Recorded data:
*** Block opens ***
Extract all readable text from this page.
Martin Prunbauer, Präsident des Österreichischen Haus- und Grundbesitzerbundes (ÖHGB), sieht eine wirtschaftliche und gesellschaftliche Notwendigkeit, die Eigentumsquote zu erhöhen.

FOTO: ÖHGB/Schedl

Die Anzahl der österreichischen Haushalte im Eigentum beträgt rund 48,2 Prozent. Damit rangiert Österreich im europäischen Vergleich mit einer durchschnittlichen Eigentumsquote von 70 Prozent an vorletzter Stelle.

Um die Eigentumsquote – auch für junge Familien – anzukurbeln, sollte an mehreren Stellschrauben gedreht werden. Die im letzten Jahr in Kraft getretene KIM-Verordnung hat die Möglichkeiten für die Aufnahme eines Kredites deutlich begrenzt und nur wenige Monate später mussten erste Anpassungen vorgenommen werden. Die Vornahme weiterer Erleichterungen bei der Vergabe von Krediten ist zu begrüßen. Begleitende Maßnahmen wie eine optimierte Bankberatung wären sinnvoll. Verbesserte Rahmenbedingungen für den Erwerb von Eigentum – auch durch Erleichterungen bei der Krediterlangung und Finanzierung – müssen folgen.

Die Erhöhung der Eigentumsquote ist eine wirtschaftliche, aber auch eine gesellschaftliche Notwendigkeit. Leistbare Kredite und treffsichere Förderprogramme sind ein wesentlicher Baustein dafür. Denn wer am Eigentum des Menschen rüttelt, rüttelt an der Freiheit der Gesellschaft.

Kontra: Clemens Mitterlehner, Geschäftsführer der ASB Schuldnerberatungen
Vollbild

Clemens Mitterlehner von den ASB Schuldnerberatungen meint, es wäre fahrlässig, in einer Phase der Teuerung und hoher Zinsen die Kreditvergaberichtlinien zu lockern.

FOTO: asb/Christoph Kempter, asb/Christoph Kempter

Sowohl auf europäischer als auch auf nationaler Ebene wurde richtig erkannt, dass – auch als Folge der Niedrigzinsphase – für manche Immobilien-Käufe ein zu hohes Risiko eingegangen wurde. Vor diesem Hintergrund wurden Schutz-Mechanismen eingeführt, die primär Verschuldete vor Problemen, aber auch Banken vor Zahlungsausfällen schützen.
*** Block closes ***
▸ **Aim of the exercise**: Report how many lines in the data include the word "Mitterlehner", and give nothing but the count.

▸ **Solution to the problem**: 2